Exercises to complete:
1) Answer these questions about the Proceed AVP2+6 thread:
(a) Which unit has Jerrin7 been using for all processing needs?
(b) Whose equipment does Jason Brent call Proceed "a kissing cousin" to?
(c) What kind of preamp does dvenardos suggest considering?
2) Write the next part of the Proceed AVP2+6 thread, following on from its final quoted post.

Passage shown:
═══
# Anyone heard/have the Proceed AVP2+6?



## Jerrin7 (Sep 13, 2009)

Hi everyone,


I'm looking to for a big leap in SQ for use with my soon to be LS9's. I've been using an Onk 805 for all my processing needs, but I hear that pre/pros are the way to go for SQ. On further research, I've read that the Proceed AVP2+6 has serious SQ for the money. 

Does anyone have experience with this model or even heard one?


----------



## Jason Brent (Mar 28, 2009)

Jerrin said:


> Hi everyone,
> 
> 
> I'm looking to for a big leap in SQ for use with my soon to be LS9's. I've been using an Onk 805 for all my processing needs, but I hear that pre/pros are the way to go for SQ. On further research, I've read that the Proceed AVP2+6 has serious SQ for the money.
> ...


Never heard it myself, but Proceed has a superb pedigree. Pretty much a kissing cousin to the Levinson stuff from what I've heard.


----------



## dvenardos (Sep 27, 2008)

You also may want to consider a two-channel preamp with HT bypass. You can get a lot more two channel for your money that way.


----------



## Jason Brent (Mar 28, 2009)

dvenardos said:


> You also may want to consider a two-channel preamp with HT bypass. You can get a lot more two channel for your money that way.
═══
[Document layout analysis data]

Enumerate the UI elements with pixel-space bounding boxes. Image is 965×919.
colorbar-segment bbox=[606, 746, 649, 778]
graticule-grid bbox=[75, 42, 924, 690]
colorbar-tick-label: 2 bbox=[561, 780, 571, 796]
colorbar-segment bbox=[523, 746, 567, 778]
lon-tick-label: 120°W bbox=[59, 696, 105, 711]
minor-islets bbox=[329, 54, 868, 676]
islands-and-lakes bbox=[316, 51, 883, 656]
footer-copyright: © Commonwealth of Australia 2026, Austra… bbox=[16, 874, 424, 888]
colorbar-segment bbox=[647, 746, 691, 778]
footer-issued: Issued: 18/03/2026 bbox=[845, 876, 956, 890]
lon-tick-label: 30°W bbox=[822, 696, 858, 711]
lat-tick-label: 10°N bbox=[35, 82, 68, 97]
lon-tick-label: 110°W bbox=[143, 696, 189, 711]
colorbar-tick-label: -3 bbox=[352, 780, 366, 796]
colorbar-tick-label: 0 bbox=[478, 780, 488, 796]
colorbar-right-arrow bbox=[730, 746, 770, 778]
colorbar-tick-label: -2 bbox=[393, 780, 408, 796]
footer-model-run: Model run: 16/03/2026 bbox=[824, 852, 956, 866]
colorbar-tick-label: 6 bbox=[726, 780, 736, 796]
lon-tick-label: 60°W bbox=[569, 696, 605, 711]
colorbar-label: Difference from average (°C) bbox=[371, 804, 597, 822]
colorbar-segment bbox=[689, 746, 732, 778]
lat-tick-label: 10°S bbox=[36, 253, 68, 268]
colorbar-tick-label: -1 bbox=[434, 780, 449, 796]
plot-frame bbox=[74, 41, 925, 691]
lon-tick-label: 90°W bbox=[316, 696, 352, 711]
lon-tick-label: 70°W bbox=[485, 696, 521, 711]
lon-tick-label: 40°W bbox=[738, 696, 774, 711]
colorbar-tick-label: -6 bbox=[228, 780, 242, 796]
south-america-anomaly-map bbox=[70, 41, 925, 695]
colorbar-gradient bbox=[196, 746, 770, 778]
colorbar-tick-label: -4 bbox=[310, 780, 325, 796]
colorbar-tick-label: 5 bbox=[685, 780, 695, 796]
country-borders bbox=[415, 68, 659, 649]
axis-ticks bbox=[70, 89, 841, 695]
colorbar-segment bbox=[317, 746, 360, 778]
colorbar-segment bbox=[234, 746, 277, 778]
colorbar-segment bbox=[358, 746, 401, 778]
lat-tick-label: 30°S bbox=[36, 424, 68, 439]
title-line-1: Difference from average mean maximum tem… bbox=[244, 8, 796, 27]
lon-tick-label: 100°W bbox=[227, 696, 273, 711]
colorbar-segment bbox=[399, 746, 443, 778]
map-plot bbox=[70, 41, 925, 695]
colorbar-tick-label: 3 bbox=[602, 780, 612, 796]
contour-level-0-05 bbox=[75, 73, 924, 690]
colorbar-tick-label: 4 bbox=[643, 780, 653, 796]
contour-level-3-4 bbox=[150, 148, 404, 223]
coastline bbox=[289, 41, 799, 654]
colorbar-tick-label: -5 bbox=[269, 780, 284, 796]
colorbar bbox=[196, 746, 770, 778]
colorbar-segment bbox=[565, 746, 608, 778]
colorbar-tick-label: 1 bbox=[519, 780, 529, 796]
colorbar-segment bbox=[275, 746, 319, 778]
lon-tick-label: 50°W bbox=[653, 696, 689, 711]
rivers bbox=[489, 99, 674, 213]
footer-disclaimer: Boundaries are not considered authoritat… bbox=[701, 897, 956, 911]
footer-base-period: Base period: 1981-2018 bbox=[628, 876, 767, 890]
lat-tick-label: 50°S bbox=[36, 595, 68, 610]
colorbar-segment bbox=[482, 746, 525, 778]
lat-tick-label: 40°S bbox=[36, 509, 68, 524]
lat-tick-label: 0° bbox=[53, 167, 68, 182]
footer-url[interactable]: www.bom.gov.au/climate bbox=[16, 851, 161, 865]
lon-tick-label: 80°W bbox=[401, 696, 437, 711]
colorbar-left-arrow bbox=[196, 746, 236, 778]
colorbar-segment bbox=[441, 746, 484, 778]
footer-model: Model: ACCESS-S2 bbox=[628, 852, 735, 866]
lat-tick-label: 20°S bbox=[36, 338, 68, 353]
═══
Answers to the exercises:
1)
(a) An Onk 805.
(b) The Levinson stuff.
(c) A two-channel preamp with HT bypass.

2)
Oooh, yes.....thanks for reminding me.

(shameless plug) There's a nice tube based 2 channel pre with HT bypass for sale in the classifieds


----------



## Sparky14 (Mar 5, 2008)

I had an AVP2 (not sure what the +6 is, must have come after my model). The AVP2 was a great sounding pre, and a **** fine piece of engineering.

But it was definite overkill for a 2-channel rig.


----------



## Jerrin7 (Sep 13, 2009)

Sparky14 said:


> I had an AVP2 (not sure what the +6 is, must have come after my model). The AVP2 was a great sounding pre, and a **** fine piece of engineering.
> 
> But it was definite overkill for a 2-channel rig.


Thanks for your responses. :huge:

Did you replace a piece of equipment when you purchased the Proceed? If so, can you remember the difference in sound quality it made? Was it profound, or more subtle? Also, what do you mean by overkill?

The "+6" if I understand correctly, means that it was outfitted with the ability to handle analog 5.1 signals. Thus, it can be used for multichannel SACD/DVD-A, since it does not have HDMI. This is pretty important to me as I will be using the LS9's in a 7.1 setup... and I do so love my multichannel sound.

Any more experiences out there?


----------



## Jerrin7 (Sep 13, 2009)

Thanks SP but that thread is the one that got me started in the first place. :stirthepot:

I agree that it sounds like the proceed does everything short of curing cancer. So, I was looking for more anecodotal evidence as to the quality of the proceed before I bought one unheard.


----------



## dvenardos (Sep 27, 2008)

This is my idea, paired with the new Oppo BD player, but I haven't completed it yet.
http://www.tweakcityaudio.com/forum/showthread.php?t=545


----------



## persisting1 (Feb 8, 2009)

dvenardos said:


> This is my idea, paired with the new Oppo BD player, but I haven't completed it yet.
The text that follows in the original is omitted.